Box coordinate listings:
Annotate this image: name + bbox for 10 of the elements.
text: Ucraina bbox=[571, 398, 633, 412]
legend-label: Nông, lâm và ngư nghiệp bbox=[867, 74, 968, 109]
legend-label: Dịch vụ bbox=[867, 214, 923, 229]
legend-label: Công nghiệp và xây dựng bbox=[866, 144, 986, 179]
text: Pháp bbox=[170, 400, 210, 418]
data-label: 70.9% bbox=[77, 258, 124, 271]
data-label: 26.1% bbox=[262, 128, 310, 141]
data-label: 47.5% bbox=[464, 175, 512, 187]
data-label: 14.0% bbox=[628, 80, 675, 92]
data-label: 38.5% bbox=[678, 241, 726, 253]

** Stated task **
Write out the data above again, switching every "legend-label" to "legend-entry" and leaving everything else the same.

** Written answer **
Annotate this image: name + bbox for 10 of the elements.
text: Ucraina bbox=[571, 398, 633, 412]
legend-entry: Nông, lâm và ngư nghiệp bbox=[867, 74, 968, 109]
legend-entry: Dịch vụ bbox=[867, 214, 923, 229]
legend-entry: Công nghiệp và xây dựng bbox=[866, 144, 986, 179]
text: Pháp bbox=[170, 400, 210, 418]
data-label: 70.9% bbox=[77, 258, 124, 271]
data-label: 26.1% bbox=[262, 128, 310, 141]
data-label: 47.5% bbox=[464, 175, 512, 187]
data-label: 14.0% bbox=[628, 80, 675, 92]
data-label: 38.5% bbox=[678, 241, 726, 253]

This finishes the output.